> Set problem: Exclude all pictures, then copy each of the records exactly as written.

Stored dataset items
════

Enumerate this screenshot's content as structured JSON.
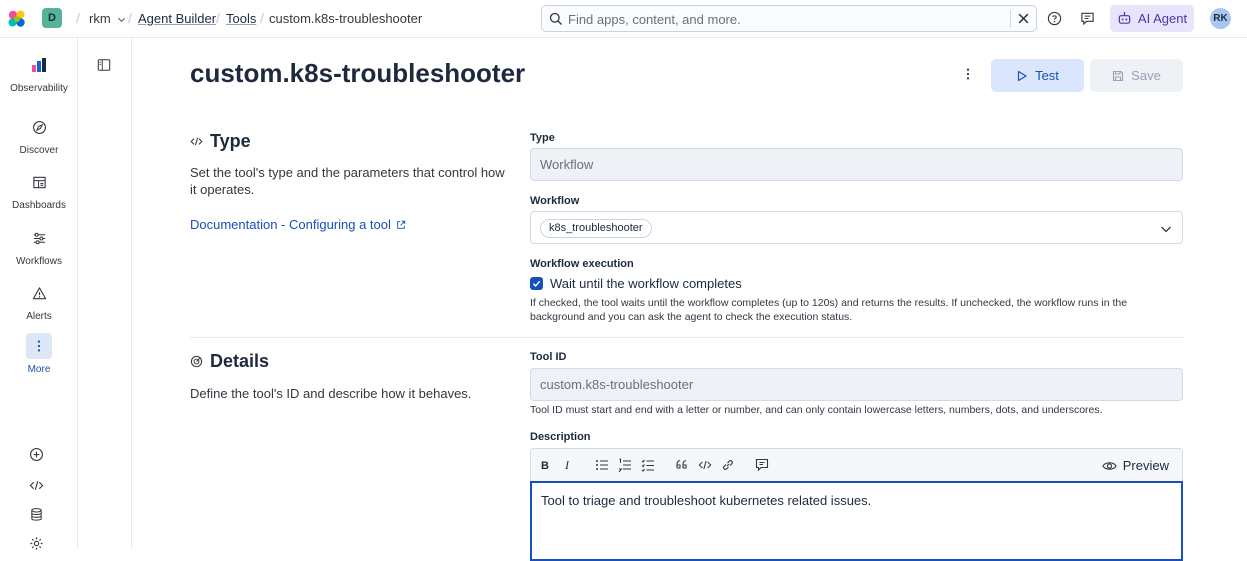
{
  "header": {
    "space_initial": "D",
    "breadcrumbs": {
      "space_name": "rkm",
      "agent_builder": "Agent Builder",
      "tools": "Tools",
      "current": "custom.k8s-troubleshooter"
    },
    "search": {
      "placeholder": "Find apps, content, and more.",
      "value": ""
    },
    "ai_agent_label": "AI Agent",
    "avatar_initials": "RK",
    "colors": {
      "ai_agent_bg": "#e8e4fb",
      "avatar_bg": "#a8c6f0"
    }
  },
  "leftnav": {
    "items": [
      {
        "label": "Observability",
        "icon": "observability-icon"
      },
      {
        "label": "Discover",
        "icon": "discover-icon"
      },
      {
        "label": "Dashboards",
        "icon": "dashboards-icon"
      },
      {
        "label": "Workflows",
        "icon": "workflows-icon"
      },
      {
        "label": "Alerts",
        "icon": "alerts-icon"
      },
      {
        "label": "More",
        "icon": "more-icon"
      }
    ],
    "active": "More"
  },
  "page": {
    "title": "custom.k8s-troubleshooter",
    "test_label": "Test",
    "save_label": "Save"
  },
  "type_section": {
    "title": "Type",
    "description": "Set the tool's type and the parameters that control how it operates.",
    "doc_link": "Documentation - Configuring a tool",
    "type_label": "Type",
    "type_value": "Workflow",
    "workflow_label": "Workflow",
    "workflow_value": "k8s_troubleshooter",
    "execution_label": "Workflow execution",
    "execution_checkbox_label": "Wait until the workflow completes",
    "execution_checked": true,
    "execution_help": "If checked, the tool waits until the workflow completes (up to 120s) and returns the results. If unchecked, the workflow runs in the background and you can ask the agent to check the execution status."
  },
  "details_section": {
    "title": "Details",
    "description": "Define the tool's ID and describe how it behaves.",
    "tool_id_label": "Tool ID",
    "tool_id_value": "custom.k8s-troubleshooter",
    "tool_id_help": "Tool ID must start and end with a letter or number, and can only contain lowercase letters, numbers, dots, and underscores.",
    "description_label": "Description",
    "preview_label": "Preview",
    "description_value": "Tool to triage and troubleshoot kubernetes related issues."
  },
  "colors": {
    "primary": "#1750ba",
    "test_button_bg": "#d9e6fb",
    "save_button_bg": "#eef1f6",
    "readonly_field_bg": "#eef2f7"
  }
}
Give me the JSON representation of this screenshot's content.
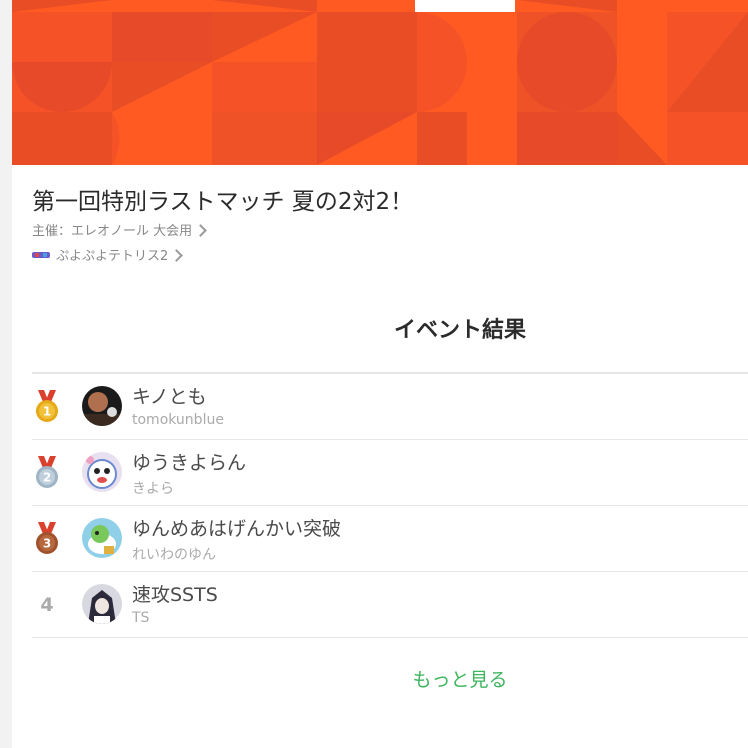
{
  "event": {
    "title": "第一回特別ラストマッチ 夏の2対2！",
    "organizer": "主催：エレオノール 大会用",
    "game": "ぷよぷよテトリス2"
  },
  "results": {
    "heading": "イベント結果",
    "entries": [
      {
        "rank": "1",
        "team": "キノとも",
        "members": "tomokunblue",
        "medal": "gold-medal-icon",
        "medal_color": "#e6a817"
      },
      {
        "rank": "2",
        "team": "ゆうきよらん",
        "members": "きよら",
        "medal": "silver-medal-icon",
        "medal_color": "#9fb4c4"
      },
      {
        "rank": "3",
        "team": "ゆんめあはげんかい突破",
        "members": "れいわのゆん",
        "medal": "bronze-medal-icon",
        "medal_color": "#a0522d"
      },
      {
        "rank": "4",
        "team": "速攻SSTS",
        "members": "TS"
      }
    ],
    "more_label": "もっと見る"
  },
  "colors": {
    "banner": "#ff5a22",
    "accent_green": "#3eb55e",
    "medal_ribbon": "#d9412e"
  }
}
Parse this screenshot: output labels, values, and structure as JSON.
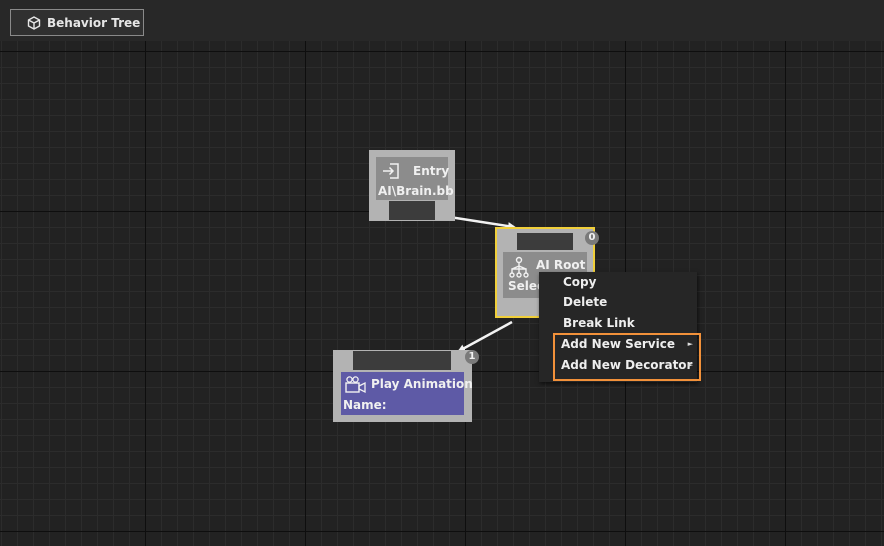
{
  "window": {
    "tab_label": "Behavior Tree",
    "tab_icon": "cube-icon"
  },
  "nodes": {
    "entry": {
      "title": "Entry",
      "subtitle": "AI\\Brain.bb",
      "icon": "entry-icon"
    },
    "root": {
      "title": "AI Root",
      "subtitle": "Selec",
      "icon": "tree-hierarchy-icon",
      "badge": "0",
      "border_color": "#f0cf3a"
    },
    "play_animation": {
      "title": "Play Animation",
      "subtitle": "Name:",
      "icon": "camera-icon",
      "badge": "1",
      "color": "#5e5aa6"
    }
  },
  "context_menu": {
    "items": [
      {
        "label": "Copy",
        "has_submenu": false
      },
      {
        "label": "Delete",
        "has_submenu": false
      },
      {
        "label": "Break Link",
        "has_submenu": false
      },
      {
        "label": "Add New Service",
        "has_submenu": true
      },
      {
        "label": "Add New Decorator",
        "has_submenu": true
      }
    ],
    "highlight_color": "#f2913a"
  }
}
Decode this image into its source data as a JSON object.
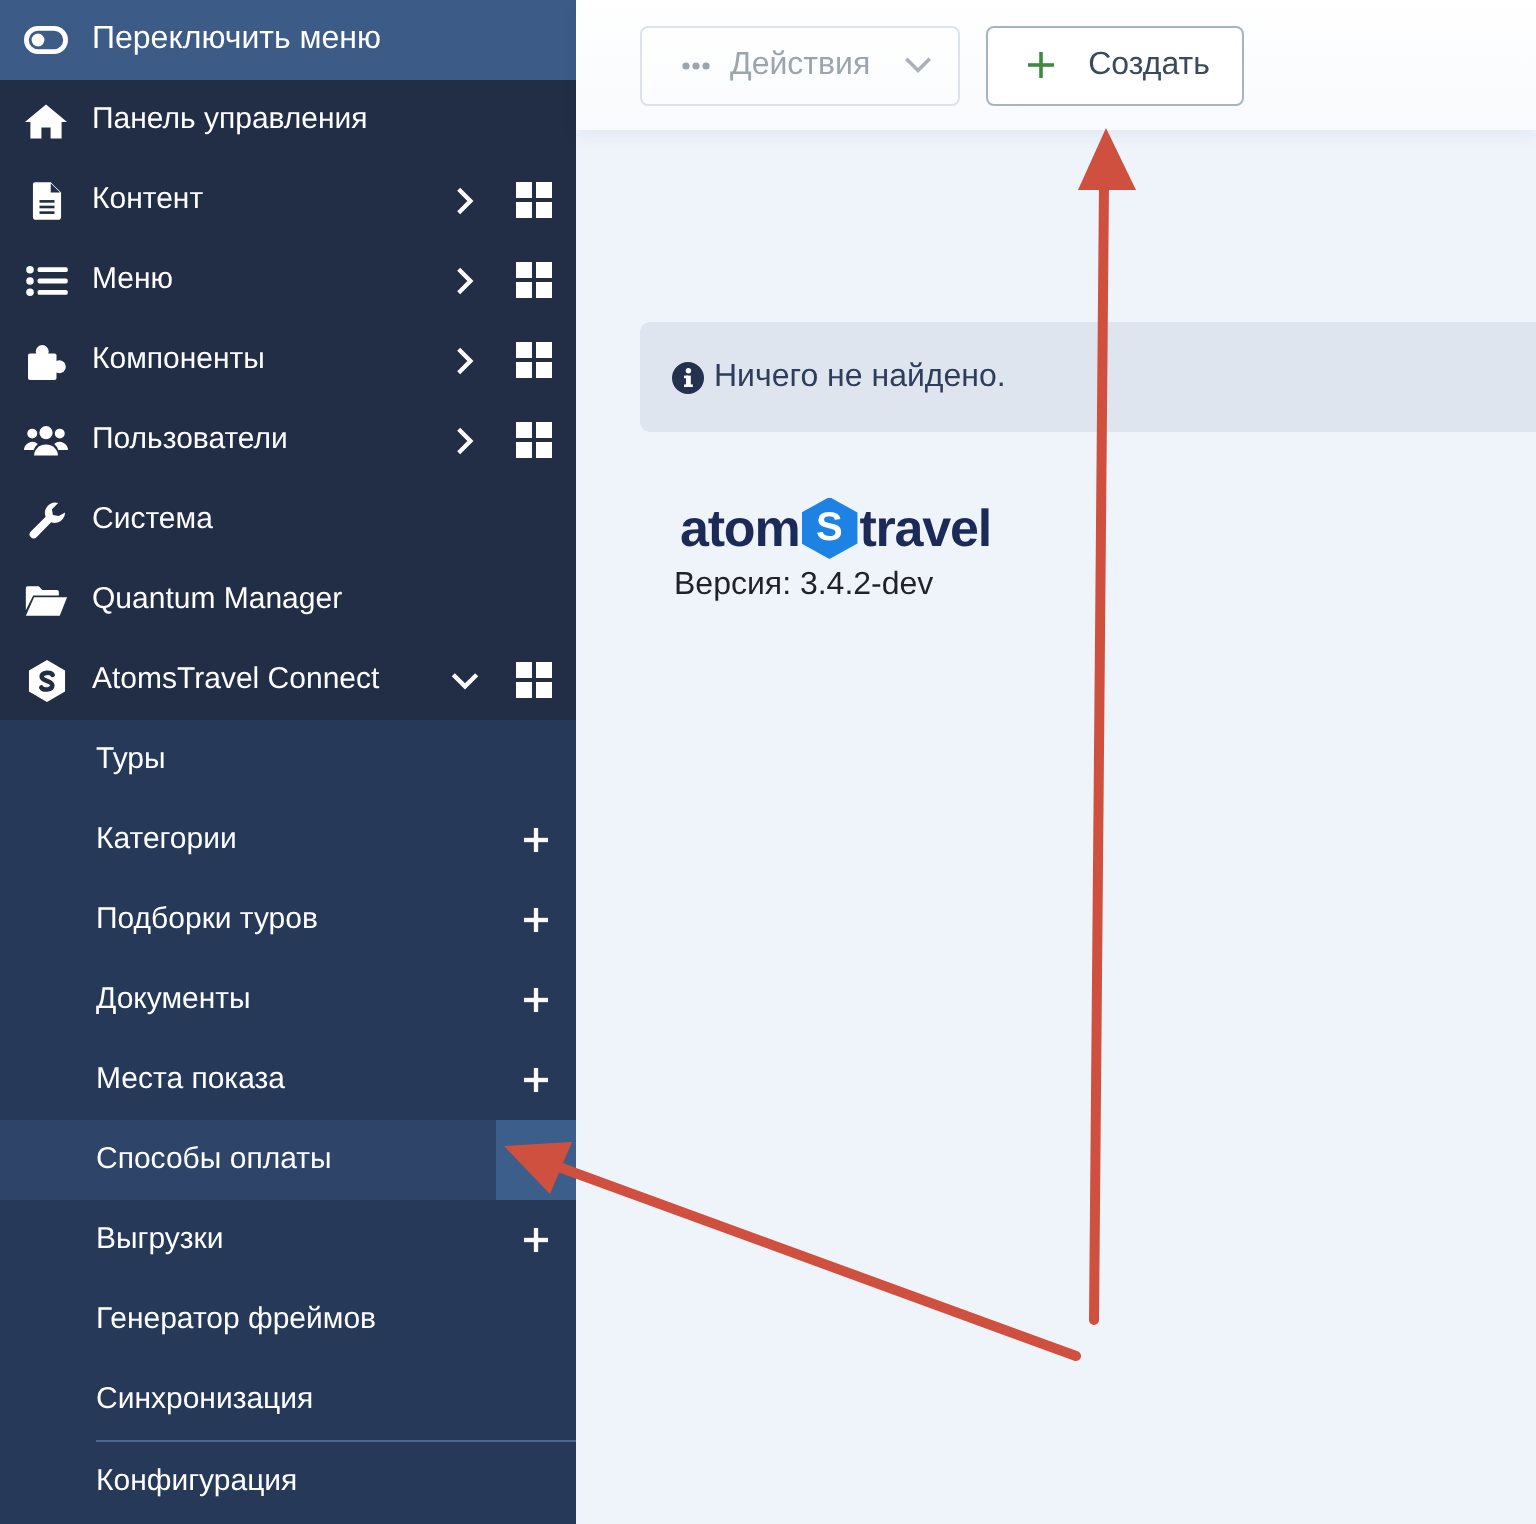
{
  "sidebar": {
    "toggle": {
      "label": "Переключить меню"
    },
    "items": [
      {
        "label": "Панель управления"
      },
      {
        "label": "Контент",
        "expanded": false
      },
      {
        "label": "Меню",
        "expanded": false
      },
      {
        "label": "Компоненты",
        "expanded": false
      },
      {
        "label": "Пользователи",
        "expanded": false
      },
      {
        "label": "Система"
      },
      {
        "label": "Quantum Manager"
      },
      {
        "label": "AtomsTravel Connect",
        "expanded": true,
        "children": [
          {
            "label": "Туры",
            "selected": false,
            "add_button": false,
            "separator": false
          },
          {
            "label": "Категории",
            "selected": false,
            "add_button": true,
            "separator": false
          },
          {
            "label": "Подборки туров",
            "selected": false,
            "add_button": true,
            "separator": false
          },
          {
            "label": "Документы",
            "selected": false,
            "add_button": true,
            "separator": false
          },
          {
            "label": "Места показа",
            "selected": false,
            "add_button": true,
            "separator": false
          },
          {
            "label": "Способы оплаты",
            "selected": true,
            "add_button": false,
            "separator": false
          },
          {
            "label": "Выгрузки",
            "selected": false,
            "add_button": true,
            "separator": false
          },
          {
            "label": "Генератор фреймов",
            "selected": false,
            "add_button": false,
            "separator": false
          },
          {
            "label": "Синхронизация",
            "selected": false,
            "add_button": false,
            "separator": false
          },
          {
            "label": "Конфигурация",
            "selected": false,
            "add_button": false,
            "separator": true
          }
        ]
      }
    ]
  },
  "toolbar": {
    "buttons": [
      {
        "kind": "actions",
        "label": "Действия",
        "disabled": true
      },
      {
        "kind": "create",
        "label": "Создать",
        "disabled": false
      }
    ]
  },
  "alert": {
    "text": "Ничего не найдено."
  },
  "logo": {
    "left": "atom",
    "mark": "S",
    "right": "travel"
  },
  "version": "Версия: 3.4.2-dev"
}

════

> Reply:
Enumerate this screenshot's content as structured JSON.
{
  "header": {
    "space_initial": "D",
    "breadcrumbs": {
      "space_name": "rkm",
      "agent_builder": "Agent Builder",
      "tools": "Tools",
      "current": "custom.k8s-troubleshooter"
    },
    "search": {
      "placeholder": "Find apps, content, and more.",
      "value": ""
    },
    "ai_agent_label": "AI Agent",
    "avatar_initials": "RK",
    "colors": {
      "ai_agent_bg": "#e8e4fb",
      "avatar_bg": "#a8c6f0"
    }
  },
  "leftnav": {
    "items": [
      {
        "label": "Observability",
        "icon": "observability-icon"
      },
      {
        "label": "Discover",
        "icon": "discover-icon"
      },
      {
        "label": "Dashboards",
        "icon": "dashboards-icon"
      },
      {
        "label": "Workflows",
        "icon": "workflows-icon"
      },
      {
        "label": "Alerts",
        "icon": "alerts-icon"
      },
      {
        "label": "More",
        "icon": "more-icon"
      }
    ],
    "active": "More"
  },
  "page": {
    "title": "custom.k8s-troubleshooter",
    "test_label": "Test",
    "save_label": "Save"
  },
  "type_section": {
    "title": "Type",
    "description": "Set the tool's type and the parameters that control how it operates.",
    "doc_link": "Documentation - Configuring a tool",
    "type_label": "Type",
    "type_value": "Workflow",
    "workflow_label": "Workflow",
    "workflow_value": "k8s_troubleshooter",
    "execution_label": "Workflow execution",
    "execution_checkbox_label": "Wait until the workflow completes",
    "execution_checked": true,
    "execution_help": "If checked, the tool waits until the workflow completes (up to 120s) and returns the results. If unchecked, the workflow runs in the background and you can ask the agent to check the execution status."
  },
  "details_section": {
    "title": "Details",
    "description": "Define the tool's ID and describe how it behaves.",
    "tool_id_label": "Tool ID",
    "tool_id_value": "custom.k8s-troubleshooter",
    "tool_id_help": "Tool ID must start and end with a letter or number, and can only contain lowercase letters, numbers, dots, and underscores.",
    "description_label": "Description",
    "preview_label": "Preview",
    "description_value": "Tool to triage and troubleshoot kubernetes related issues."
  },
  "colors": {
    "primary": "#1750ba",
    "test_button_bg": "#d9e6fb",
    "save_button_bg": "#eef1f6",
    "readonly_field_bg": "#eef2f7"
  }
}
Give me the JSON representation of this screenshot's content.
{
  "event": {
    "title": "第一回特別ラストマッチ 夏の2対2！",
    "organizer": "主催：エレオノール 大会用",
    "game": "ぷよぷよテトリス2"
  },
  "results": {
    "heading": "イベント結果",
    "entries": [
      {
        "rank": "1",
        "team": "キノとも",
        "members": "tomokunblue",
        "medal": "gold-medal-icon",
        "medal_color": "#e6a817"
      },
      {
        "rank": "2",
        "team": "ゆうきよらん",
        "members": "きよら",
        "medal": "silver-medal-icon",
        "medal_color": "#9fb4c4"
      },
      {
        "rank": "3",
        "team": "ゆんめあはげんかい突破",
        "members": "れいわのゆん",
        "medal": "bronze-medal-icon",
        "medal_color": "#a0522d"
      },
      {
        "rank": "4",
        "team": "速攻SSTS",
        "members": "TS"
      }
    ],
    "more_label": "もっと見る"
  },
  "colors": {
    "banner": "#ff5a22",
    "accent_green": "#3eb55e",
    "medal_ribbon": "#d9412e"
  }
}
Parse this screenshot: output labels, values, and structure as JSON.
{
  "window": {
    "tab_label": "Behavior Tree",
    "tab_icon": "cube-icon"
  },
  "nodes": {
    "entry": {
      "title": "Entry",
      "subtitle": "AI\\Brain.bb",
      "icon": "entry-icon"
    },
    "root": {
      "title": "AI Root",
      "subtitle": "Selec",
      "icon": "tree-hierarchy-icon",
      "badge": "0",
      "border_color": "#f0cf3a"
    },
    "play_animation": {
      "title": "Play Animation",
      "subtitle": "Name:",
      "icon": "camera-icon",
      "badge": "1",
      "color": "#5e5aa6"
    }
  },
  "context_menu": {
    "items": [
      {
        "label": "Copy",
        "has_submenu": false
      },
      {
        "label": "Delete",
        "has_submenu": false
      },
      {
        "label": "Break Link",
        "has_submenu": false
      },
      {
        "label": "Add New Service",
        "has_submenu": true
      },
      {
        "label": "Add New Decorator",
        "has_submenu": true
      }
    ],
    "highlight_color": "#f2913a"
  }
}
Decode this image into its source data as a JSON object.
{
  "sidebar": {
    "toggle": {
      "label": "Переключить меню"
    },
    "items": [
      {
        "label": "Панель управления"
      },
      {
        "label": "Контент",
        "expanded": false
      },
      {
        "label": "Меню",
        "expanded": false
      },
      {
        "label": "Компоненты",
        "expanded": false
      },
      {
        "label": "Пользователи",
        "expanded": false
      },
      {
        "label": "Система"
      },
      {
        "label": "Quantum Manager"
      },
      {
        "label": "AtomsTravel Connect",
        "expanded": true,
        "children": [
          {
            "label": "Туры",
            "selected": false,
            "add_button": false,
            "separator": false
          },
          {
            "label": "Категории",
            "selected": false,
            "add_button": true,
            "separator": false
          },
          {
            "label": "Подборки туров",
            "selected": false,
            "add_button": true,
            "separator": false
          },
          {
            "label": "Документы",
            "selected": false,
            "add_button": true,
            "separator": false
          },
          {
            "label": "Места показа",
            "selected": false,
            "add_button": true,
            "separator": false
          },
          {
            "label": "Способы оплаты",
            "selected": true,
            "add_button": false,
            "separator": false
          },
          {
            "label": "Выгрузки",
            "selected": false,
            "add_button": true,
            "separator": false
          },
          {
            "label": "Генератор фреймов",
            "selected": false,
            "add_button": false,
            "separator": false
          },
          {
            "label": "Синхронизация",
            "selected": false,
            "add_button": false,
            "separator": false
          },
          {
            "label": "Конфигурация",
            "selected": false,
            "add_button": false,
            "separator": true
          }
        ]
      }
    ]
  },
  "toolbar": {
    "buttons": [
      {
        "kind": "actions",
        "label": "Действия",
        "disabled": true
      },
      {
        "kind": "create",
        "label": "Создать",
        "disabled": false
      }
    ]
  },
  "alert": {
    "text": "Ничего не найдено."
  },
  "logo": {
    "left": "atom",
    "mark": "S",
    "right": "travel"
  },
  "version": "Версия: 3.4.2-dev"
}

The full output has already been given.